TASK OBJECTIVE:
Can you print the data exactly and leave out each image?

_____

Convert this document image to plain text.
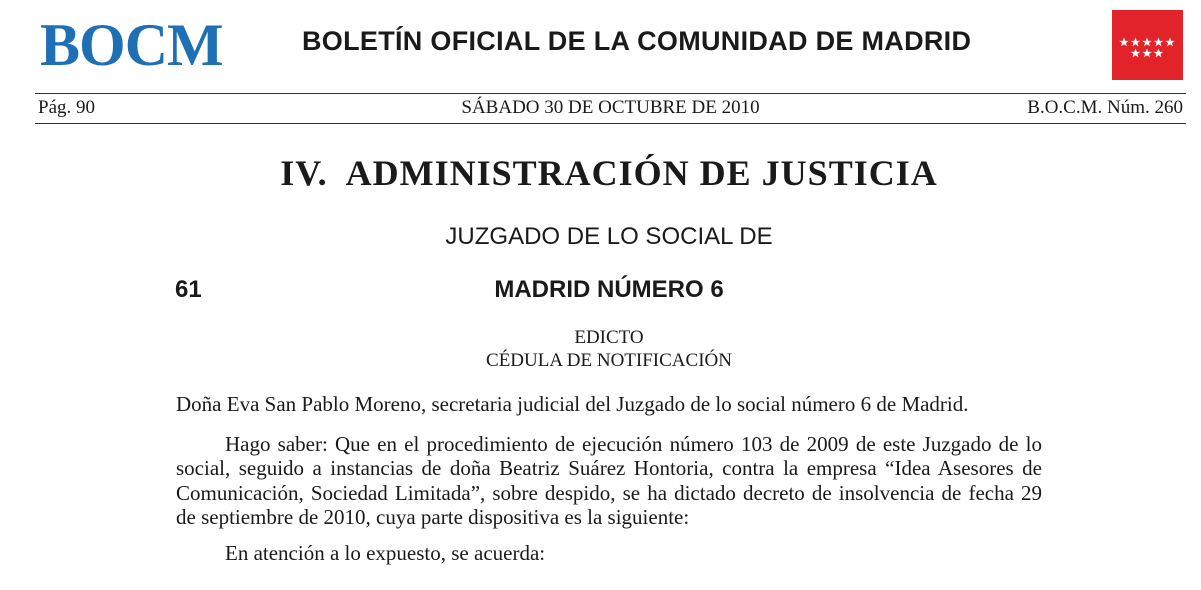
BOCM	BOLETÍN OFICIAL DE LA COMUNIDAD DE MADRID
SÁBADO 30 DE OCTUBRE DE 2010
Pág. 90	B.O.C.M. Núm. 260
IV.  ADMINISTRACIÓN DE JUSTICIA
JUZGADO DE LO SOCIAL DE
61	MADRID NÚMERO 6
EDICTO
CÉDULA DE NOTIFICACIÓN

Doña Eva San Pablo Moreno, secretaria judicial del Juzgado de lo social número 6 de Madrid.

Hago saber: Que en el procedimiento de ejecución número 103 de 2009 de este Juzgado de lo social, seguido a instancias de doña Beatriz Suárez Hontoria, contra la empresa “Idea Asesores de Comunicación, Sociedad Limitada”, sobre despido, se ha dictado decreto de insolvencia de fecha 29 de septiembre de 2010, cuya parte dispositiva es la siguiente:

En atención a lo expuesto, se acuerda:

_____

TASK ANSWER:
Convert this document image to plain text.
BOCM	BOLETÍN OFICIAL DE LA COMUNIDAD DE MADRID
SÁBADO 30 DE OCTUBRE DE 2010
Pág. 90	B.O.C.M. Núm. 260
IV.  ADMINISTRACIÓN DE JUSTICIA
JUZGADO DE LO SOCIAL DE
61	MADRID NÚMERO 6
EDICTO
CÉDULA DE NOTIFICACIÓN

Doña Eva San Pablo Moreno, secretaria judicial del Juzgado de lo social número 6 de Madrid.

Hago saber: Que en el procedimiento de ejecución número 103 de 2009 de este Juzgado de lo social, seguido a instancias de doña Beatriz Suárez Hontoria, contra la empresa “Idea Asesores de Comunicación, Sociedad Limitada”, sobre despido, se ha dictado decreto de insolvencia de fecha 29 de septiembre de 2010, cuya parte dispositiva es la siguiente:

En atención a lo expuesto, se acuerda:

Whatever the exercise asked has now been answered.